[start STORED RECORDS]

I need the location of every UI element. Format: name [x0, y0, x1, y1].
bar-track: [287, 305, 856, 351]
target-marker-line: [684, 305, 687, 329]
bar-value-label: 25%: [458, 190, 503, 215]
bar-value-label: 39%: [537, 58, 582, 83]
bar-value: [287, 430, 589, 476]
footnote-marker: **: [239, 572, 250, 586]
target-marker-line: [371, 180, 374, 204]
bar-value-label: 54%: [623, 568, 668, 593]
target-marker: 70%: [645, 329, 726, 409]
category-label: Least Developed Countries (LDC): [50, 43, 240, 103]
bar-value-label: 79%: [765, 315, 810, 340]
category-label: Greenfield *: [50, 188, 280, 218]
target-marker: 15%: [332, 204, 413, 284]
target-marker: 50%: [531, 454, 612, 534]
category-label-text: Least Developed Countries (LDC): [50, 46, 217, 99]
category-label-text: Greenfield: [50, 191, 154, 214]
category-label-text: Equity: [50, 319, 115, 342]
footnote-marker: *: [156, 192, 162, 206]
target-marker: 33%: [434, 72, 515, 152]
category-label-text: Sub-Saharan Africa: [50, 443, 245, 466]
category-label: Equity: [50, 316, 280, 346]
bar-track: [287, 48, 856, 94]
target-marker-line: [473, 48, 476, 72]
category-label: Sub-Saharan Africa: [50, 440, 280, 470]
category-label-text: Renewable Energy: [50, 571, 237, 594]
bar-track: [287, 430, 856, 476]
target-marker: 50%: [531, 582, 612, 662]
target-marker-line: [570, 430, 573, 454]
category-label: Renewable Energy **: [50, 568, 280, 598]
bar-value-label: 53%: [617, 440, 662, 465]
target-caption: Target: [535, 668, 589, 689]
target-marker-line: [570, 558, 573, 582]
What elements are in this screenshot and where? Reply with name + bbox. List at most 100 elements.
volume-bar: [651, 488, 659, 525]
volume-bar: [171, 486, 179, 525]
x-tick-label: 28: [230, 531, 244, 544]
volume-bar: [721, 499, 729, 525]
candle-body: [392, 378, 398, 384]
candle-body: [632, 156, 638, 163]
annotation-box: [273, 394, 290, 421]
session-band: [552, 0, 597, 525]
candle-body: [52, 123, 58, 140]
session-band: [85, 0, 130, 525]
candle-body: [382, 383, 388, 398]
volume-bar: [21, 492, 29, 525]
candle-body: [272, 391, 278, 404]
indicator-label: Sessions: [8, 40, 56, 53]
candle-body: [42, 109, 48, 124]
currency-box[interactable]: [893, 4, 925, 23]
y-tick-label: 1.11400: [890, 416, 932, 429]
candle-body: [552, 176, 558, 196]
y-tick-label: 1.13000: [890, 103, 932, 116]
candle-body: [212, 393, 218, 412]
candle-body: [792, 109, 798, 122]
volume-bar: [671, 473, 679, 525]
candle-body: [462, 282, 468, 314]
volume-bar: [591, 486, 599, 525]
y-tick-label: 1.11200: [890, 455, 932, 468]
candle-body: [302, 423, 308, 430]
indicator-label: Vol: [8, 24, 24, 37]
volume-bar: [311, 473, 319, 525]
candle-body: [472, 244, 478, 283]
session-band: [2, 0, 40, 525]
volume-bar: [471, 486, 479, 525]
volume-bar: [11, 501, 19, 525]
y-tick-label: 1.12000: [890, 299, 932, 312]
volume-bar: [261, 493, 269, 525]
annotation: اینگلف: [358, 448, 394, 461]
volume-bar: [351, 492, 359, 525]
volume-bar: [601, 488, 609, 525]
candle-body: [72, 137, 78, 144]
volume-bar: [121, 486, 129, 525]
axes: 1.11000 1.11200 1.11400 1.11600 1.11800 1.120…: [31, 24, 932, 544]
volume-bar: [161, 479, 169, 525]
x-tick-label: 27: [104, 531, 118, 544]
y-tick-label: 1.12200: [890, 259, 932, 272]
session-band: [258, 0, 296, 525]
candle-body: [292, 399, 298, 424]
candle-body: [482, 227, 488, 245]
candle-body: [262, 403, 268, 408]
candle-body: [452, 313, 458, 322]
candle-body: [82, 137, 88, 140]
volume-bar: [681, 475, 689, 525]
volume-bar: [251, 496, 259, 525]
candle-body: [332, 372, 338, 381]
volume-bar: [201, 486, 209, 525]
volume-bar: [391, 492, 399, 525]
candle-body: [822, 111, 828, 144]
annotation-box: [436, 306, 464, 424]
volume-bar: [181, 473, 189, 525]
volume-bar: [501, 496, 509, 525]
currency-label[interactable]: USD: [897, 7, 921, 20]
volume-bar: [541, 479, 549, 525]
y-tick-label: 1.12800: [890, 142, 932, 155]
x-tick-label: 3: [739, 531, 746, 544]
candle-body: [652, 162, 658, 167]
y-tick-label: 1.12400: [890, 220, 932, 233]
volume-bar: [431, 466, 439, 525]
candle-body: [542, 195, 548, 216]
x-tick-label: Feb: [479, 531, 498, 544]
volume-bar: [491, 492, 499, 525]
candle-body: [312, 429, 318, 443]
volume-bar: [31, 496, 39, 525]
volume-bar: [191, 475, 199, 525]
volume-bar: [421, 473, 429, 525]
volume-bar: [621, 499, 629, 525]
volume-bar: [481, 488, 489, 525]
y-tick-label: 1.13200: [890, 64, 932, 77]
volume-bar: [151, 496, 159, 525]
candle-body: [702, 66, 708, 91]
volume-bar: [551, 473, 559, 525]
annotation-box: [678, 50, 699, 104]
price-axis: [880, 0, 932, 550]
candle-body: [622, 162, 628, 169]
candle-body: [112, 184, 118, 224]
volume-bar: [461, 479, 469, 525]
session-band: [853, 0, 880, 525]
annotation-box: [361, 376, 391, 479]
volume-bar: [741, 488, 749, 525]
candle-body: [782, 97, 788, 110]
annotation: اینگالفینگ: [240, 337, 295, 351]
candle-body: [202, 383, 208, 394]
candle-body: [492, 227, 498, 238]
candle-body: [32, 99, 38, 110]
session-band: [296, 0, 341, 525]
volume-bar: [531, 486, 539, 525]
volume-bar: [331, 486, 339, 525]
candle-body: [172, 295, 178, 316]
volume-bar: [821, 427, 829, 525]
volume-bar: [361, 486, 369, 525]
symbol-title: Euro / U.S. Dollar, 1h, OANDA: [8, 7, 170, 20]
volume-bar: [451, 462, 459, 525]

[end STORED RECORDS]

- [WHAT YOU NEED TO DO]:
How many lines of the data above contain the string "Africa"? Case counts. Reply with the number alone.

- [ANSWER FOR THE TASK]:
2